### What the exercise asks:
Copy every line of the records below that holds the word "сказать".

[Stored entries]

########

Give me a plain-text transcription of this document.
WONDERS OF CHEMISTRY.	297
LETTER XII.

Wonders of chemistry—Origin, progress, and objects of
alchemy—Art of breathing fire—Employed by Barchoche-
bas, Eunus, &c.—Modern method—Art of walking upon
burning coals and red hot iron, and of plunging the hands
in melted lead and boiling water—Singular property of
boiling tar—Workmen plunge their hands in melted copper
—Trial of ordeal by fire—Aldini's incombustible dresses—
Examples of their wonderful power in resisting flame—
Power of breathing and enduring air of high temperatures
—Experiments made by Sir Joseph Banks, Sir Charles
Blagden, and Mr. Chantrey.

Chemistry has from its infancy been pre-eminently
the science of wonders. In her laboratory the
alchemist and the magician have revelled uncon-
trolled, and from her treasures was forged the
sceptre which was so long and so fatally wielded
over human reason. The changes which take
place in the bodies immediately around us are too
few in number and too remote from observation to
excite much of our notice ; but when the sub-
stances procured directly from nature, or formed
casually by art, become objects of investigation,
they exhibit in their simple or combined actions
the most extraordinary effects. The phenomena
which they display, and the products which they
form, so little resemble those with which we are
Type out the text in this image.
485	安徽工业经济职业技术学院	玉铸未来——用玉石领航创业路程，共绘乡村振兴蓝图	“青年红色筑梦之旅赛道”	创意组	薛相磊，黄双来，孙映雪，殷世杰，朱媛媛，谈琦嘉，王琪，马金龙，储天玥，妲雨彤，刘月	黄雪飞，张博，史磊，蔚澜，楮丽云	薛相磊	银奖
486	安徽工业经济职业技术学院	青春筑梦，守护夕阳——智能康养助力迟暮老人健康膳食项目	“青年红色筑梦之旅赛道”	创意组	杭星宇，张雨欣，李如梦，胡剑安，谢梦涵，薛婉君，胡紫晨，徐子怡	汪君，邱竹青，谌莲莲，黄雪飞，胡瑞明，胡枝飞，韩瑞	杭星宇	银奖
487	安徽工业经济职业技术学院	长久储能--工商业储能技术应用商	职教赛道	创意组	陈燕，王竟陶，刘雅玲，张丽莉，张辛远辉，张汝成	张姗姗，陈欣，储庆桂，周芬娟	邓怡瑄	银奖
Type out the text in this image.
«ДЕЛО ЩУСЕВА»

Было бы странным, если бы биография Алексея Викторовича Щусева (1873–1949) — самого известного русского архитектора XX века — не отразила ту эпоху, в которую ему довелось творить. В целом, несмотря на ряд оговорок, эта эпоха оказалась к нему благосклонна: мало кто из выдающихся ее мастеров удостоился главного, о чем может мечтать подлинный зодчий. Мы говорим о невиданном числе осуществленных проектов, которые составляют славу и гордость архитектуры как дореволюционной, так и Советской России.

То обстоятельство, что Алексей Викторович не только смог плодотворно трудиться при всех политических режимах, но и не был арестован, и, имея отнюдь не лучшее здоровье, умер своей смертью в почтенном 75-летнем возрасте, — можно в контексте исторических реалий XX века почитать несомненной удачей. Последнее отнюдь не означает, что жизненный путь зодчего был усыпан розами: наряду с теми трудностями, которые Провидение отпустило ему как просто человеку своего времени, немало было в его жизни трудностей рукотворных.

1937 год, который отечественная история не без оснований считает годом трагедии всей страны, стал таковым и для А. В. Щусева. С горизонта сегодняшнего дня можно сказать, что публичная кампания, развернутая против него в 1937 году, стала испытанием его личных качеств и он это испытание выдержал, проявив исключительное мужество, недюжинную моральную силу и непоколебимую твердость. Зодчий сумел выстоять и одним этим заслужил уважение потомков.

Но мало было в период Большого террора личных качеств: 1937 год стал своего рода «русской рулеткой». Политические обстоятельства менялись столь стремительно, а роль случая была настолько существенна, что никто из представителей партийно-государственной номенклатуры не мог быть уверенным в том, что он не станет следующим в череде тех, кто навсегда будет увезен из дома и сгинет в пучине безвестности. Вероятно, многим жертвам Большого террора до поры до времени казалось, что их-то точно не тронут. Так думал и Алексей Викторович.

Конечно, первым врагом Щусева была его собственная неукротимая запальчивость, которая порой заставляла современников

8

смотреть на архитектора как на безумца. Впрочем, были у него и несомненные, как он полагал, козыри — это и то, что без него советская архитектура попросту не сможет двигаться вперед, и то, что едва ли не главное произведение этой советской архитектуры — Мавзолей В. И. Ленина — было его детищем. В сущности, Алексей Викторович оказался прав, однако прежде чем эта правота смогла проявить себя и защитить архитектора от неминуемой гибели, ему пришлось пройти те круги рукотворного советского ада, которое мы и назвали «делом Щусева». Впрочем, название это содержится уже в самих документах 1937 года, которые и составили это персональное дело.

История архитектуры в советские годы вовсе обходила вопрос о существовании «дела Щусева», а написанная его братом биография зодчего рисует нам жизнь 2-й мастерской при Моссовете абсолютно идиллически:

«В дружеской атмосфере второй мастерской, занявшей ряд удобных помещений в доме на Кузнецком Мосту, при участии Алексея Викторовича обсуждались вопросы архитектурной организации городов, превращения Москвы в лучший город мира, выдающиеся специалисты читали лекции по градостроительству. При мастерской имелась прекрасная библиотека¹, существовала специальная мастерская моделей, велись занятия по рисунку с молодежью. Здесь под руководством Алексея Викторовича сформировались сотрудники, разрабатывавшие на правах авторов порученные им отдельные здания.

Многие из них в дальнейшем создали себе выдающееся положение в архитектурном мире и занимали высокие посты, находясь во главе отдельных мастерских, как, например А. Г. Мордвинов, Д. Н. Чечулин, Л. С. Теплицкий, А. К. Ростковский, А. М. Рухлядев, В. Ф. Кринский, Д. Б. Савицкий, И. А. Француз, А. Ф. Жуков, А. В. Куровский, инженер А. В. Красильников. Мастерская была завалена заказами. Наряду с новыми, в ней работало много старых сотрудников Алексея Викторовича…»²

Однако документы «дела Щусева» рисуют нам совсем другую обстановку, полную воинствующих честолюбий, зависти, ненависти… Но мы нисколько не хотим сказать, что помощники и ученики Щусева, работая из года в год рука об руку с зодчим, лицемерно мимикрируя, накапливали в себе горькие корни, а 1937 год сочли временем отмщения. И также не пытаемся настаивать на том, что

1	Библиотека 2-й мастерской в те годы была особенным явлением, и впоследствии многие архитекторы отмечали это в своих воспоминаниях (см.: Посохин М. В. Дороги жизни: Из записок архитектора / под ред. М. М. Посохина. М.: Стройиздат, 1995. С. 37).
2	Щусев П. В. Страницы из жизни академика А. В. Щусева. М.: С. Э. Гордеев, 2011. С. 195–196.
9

########

### Worked answer:
1937 год, который отечественная история не без оснований считает годом трагедии всей страны, стал таковым и для А. В. Щусева. С горизонта сегодняшнего дня можно сказать, что публичная кампания, развернутая против него в 1937 году, стала испытанием его личных качеств и он это испытание выдержал, проявив исключительное мужество, недюжинную моральную силу и непоколебимую твердость. Зодчий сумел выстоять и одним этим заслужил уважение потомков.
Однако документы «дела Щусева» рисуют нам совсем другую обстановку, полную воинствующих честолюбий, зависти, ненависти… Но мы нисколько не хотим сказать, что помощники и ученики Щусева, работая из года в год рука об руку с зодчим, лицемерно мимикрируя, накапливали в себе горькие корни, а 1937 год сочли временем отмщения. И также не пытаемся настаивать на том, что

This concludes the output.